[Dataset entries]

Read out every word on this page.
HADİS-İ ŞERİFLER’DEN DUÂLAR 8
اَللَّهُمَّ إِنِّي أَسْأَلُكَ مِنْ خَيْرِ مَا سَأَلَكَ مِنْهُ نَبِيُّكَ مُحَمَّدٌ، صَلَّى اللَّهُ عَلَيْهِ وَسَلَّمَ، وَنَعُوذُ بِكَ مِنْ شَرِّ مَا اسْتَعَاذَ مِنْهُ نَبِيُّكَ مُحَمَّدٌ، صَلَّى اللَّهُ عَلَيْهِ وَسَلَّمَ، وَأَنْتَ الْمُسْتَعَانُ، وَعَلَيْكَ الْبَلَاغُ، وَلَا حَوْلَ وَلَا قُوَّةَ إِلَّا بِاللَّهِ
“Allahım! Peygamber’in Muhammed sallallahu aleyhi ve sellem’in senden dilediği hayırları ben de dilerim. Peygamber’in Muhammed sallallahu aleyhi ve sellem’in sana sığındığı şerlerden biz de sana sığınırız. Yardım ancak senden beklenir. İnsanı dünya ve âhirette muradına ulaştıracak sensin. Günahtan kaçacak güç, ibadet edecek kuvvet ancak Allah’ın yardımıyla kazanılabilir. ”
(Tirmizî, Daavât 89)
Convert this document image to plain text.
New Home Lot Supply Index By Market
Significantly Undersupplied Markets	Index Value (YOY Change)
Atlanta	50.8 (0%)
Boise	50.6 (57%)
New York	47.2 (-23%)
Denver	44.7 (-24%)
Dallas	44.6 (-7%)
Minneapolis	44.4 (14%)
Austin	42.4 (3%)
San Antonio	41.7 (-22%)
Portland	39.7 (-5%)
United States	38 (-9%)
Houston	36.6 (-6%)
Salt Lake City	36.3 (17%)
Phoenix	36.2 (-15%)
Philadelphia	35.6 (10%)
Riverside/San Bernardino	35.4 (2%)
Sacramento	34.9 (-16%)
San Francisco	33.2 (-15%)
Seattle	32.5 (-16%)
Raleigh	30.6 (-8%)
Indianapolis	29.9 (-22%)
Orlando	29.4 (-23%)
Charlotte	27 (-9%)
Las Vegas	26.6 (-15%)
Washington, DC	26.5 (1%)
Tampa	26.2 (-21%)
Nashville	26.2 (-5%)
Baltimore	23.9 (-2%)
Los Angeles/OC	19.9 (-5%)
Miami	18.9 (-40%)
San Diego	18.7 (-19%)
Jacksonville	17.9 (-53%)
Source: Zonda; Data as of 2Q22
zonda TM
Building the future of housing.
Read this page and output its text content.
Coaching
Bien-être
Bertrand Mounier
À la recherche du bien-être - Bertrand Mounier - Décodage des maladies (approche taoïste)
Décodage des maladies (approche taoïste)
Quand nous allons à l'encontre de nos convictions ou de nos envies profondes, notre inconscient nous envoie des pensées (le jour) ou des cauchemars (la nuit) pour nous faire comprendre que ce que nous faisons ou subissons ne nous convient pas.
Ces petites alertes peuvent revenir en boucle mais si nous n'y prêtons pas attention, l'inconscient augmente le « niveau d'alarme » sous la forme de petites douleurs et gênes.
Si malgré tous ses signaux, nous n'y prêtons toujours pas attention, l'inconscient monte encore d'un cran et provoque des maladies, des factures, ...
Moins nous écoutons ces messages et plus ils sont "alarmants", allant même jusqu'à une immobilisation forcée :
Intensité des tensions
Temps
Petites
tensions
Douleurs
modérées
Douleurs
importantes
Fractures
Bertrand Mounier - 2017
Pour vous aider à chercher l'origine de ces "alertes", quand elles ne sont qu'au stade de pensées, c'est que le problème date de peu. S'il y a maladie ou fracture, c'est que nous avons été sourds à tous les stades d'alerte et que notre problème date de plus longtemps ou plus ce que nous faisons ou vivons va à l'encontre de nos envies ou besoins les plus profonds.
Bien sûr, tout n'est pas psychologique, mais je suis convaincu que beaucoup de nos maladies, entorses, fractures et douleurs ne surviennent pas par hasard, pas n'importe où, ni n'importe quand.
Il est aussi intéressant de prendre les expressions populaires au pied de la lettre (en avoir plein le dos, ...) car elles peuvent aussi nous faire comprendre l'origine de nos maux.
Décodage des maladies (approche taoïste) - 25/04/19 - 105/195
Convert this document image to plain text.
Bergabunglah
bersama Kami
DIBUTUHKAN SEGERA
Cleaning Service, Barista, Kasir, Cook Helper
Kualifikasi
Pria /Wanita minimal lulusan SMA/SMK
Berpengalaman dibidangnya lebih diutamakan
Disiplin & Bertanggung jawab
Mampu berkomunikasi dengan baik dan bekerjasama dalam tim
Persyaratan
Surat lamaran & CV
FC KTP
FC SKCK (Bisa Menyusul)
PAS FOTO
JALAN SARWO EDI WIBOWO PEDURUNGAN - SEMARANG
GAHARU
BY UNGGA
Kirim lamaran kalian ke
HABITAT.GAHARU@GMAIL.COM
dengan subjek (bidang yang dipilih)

WRITTEN REQUEST: Every line in the data that holds "page" should be copied out.

WORKED SOLUTION:
Read out every word on this page.
Read this page and output its text content.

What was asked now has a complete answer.